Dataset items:
* * * * * * *

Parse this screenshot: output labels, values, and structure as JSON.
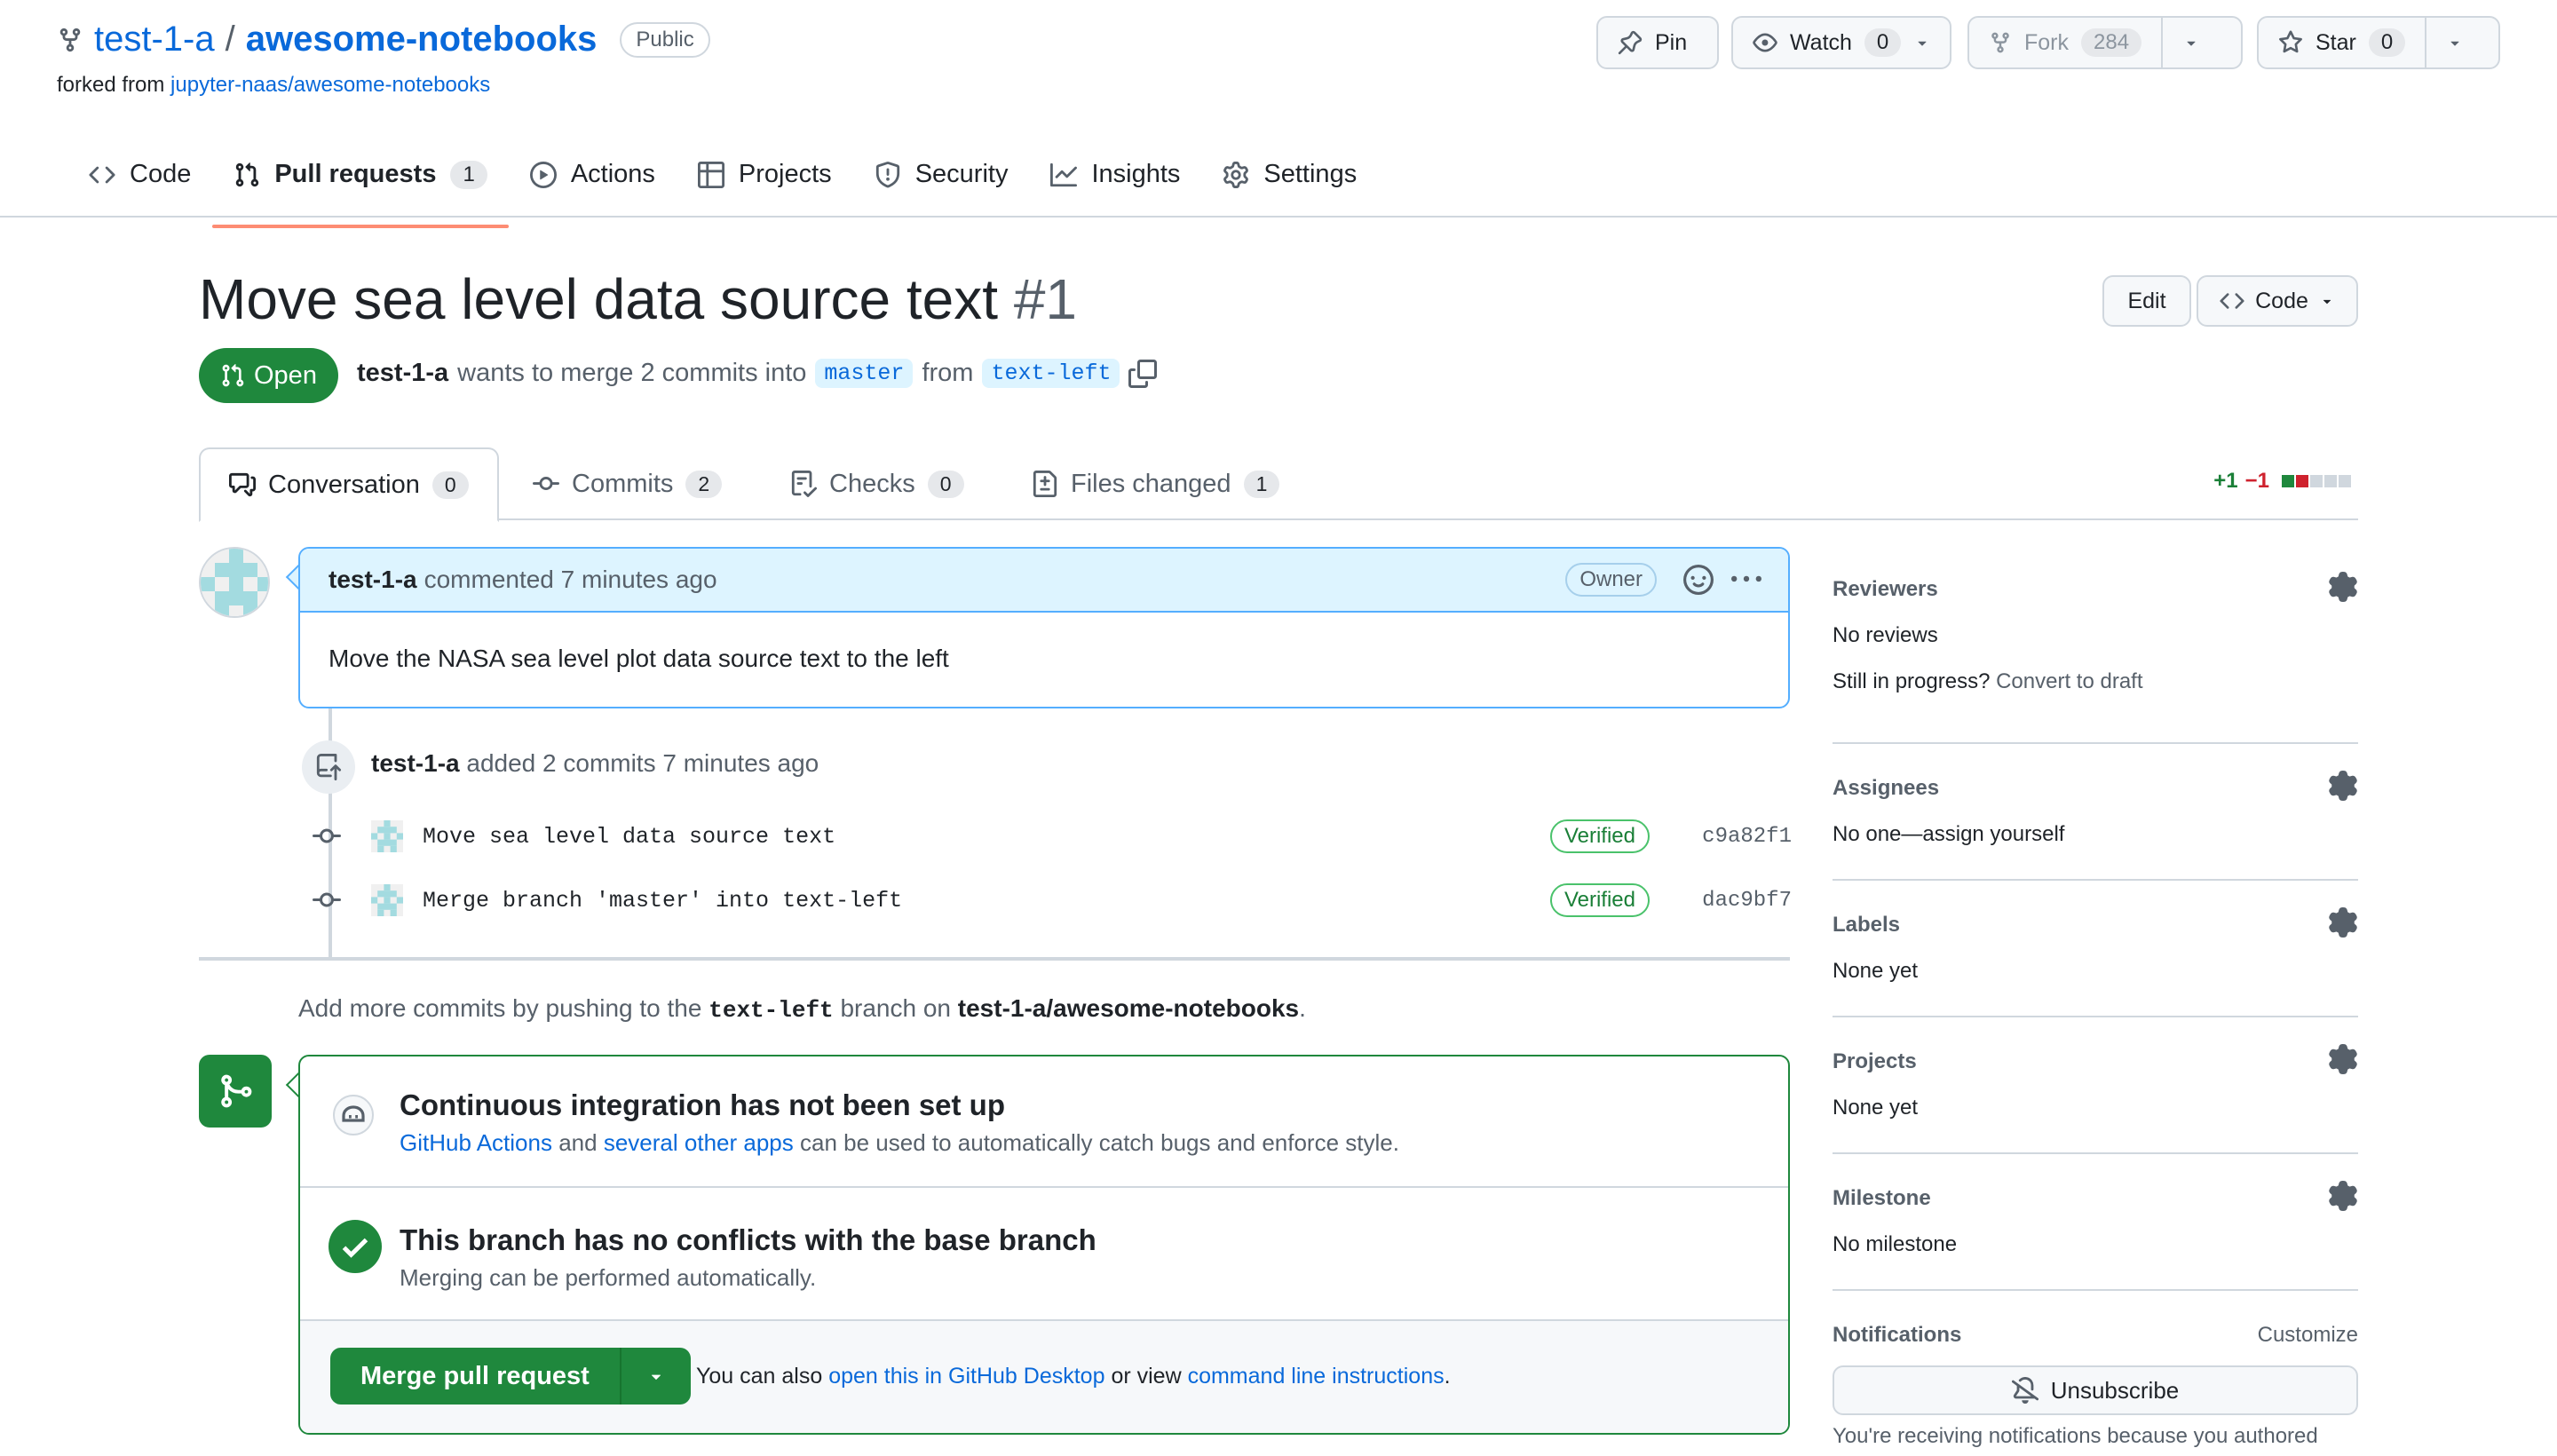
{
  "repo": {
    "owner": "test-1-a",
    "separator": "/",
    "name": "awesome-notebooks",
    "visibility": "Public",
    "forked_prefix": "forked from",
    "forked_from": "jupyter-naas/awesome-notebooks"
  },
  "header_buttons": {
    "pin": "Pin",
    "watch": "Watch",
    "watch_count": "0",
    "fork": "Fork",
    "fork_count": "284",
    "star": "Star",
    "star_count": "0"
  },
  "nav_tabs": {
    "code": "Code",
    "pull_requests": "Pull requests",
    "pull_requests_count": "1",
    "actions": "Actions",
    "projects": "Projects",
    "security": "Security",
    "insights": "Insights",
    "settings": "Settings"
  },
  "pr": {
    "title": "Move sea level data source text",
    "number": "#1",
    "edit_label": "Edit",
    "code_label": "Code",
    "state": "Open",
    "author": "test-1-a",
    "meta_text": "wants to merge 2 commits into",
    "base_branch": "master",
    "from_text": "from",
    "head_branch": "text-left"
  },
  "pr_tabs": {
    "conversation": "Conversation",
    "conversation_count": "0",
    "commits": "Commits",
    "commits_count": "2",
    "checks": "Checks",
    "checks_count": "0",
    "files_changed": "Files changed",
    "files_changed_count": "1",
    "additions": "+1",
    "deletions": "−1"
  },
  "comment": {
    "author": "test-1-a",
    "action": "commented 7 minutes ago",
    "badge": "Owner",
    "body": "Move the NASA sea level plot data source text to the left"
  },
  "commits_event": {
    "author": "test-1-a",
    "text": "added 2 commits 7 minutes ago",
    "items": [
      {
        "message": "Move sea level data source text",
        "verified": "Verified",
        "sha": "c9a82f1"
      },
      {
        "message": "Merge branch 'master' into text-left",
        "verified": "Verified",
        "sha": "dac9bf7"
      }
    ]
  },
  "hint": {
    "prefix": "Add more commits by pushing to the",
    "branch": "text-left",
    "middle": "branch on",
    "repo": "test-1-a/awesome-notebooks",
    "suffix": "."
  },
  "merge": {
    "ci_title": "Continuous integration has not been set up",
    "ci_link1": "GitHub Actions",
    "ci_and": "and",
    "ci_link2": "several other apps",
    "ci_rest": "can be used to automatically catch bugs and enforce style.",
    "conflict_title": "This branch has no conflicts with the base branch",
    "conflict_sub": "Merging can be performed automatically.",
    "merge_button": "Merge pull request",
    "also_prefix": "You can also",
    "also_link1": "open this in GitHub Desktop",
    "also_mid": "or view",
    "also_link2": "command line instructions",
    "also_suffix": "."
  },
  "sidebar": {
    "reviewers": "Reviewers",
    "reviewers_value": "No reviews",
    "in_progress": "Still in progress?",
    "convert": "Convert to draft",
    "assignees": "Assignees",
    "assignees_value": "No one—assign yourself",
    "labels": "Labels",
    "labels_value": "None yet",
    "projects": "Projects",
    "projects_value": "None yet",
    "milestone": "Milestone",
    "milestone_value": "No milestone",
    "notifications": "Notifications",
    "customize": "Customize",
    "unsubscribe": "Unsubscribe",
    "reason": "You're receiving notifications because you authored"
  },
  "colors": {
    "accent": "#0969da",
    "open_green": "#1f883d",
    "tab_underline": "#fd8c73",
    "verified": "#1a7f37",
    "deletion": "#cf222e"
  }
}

* * * * * * *

## What is required
Out of the material above, select every line that holds the string "into".

## Answer for the task
    "meta_text": "wants to merge 2 commits into",
        "message": "Merge branch 'master' into text-left",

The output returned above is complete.